* [Problem] Scan the data for "only" and copy the lines it appears in.

* [Items]
============================================================
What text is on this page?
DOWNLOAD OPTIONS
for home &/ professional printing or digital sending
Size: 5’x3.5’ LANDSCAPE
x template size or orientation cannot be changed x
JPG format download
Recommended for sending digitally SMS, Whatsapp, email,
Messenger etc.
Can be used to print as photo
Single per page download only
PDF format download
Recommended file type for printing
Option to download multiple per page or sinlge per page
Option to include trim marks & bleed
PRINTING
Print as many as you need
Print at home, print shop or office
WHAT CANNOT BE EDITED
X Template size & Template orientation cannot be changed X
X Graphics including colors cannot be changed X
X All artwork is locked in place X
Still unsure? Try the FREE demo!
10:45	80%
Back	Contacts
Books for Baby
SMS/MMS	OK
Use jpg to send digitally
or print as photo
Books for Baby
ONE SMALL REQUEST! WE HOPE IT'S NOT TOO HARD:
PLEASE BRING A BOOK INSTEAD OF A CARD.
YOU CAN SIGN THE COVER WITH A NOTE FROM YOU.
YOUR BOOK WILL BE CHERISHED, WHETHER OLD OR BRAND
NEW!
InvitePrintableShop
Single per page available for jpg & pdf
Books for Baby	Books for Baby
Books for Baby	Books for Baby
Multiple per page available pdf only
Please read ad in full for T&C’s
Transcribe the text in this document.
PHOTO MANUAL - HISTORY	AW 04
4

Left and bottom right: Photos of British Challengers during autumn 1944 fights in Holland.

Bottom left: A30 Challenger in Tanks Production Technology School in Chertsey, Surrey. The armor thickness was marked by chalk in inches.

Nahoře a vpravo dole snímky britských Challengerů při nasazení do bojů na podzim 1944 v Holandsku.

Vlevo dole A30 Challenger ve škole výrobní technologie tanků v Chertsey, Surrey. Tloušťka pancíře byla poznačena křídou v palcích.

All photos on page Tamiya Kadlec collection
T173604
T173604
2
============================================================
* [Correct result]
Single per page download only
Multiple per page available pdf only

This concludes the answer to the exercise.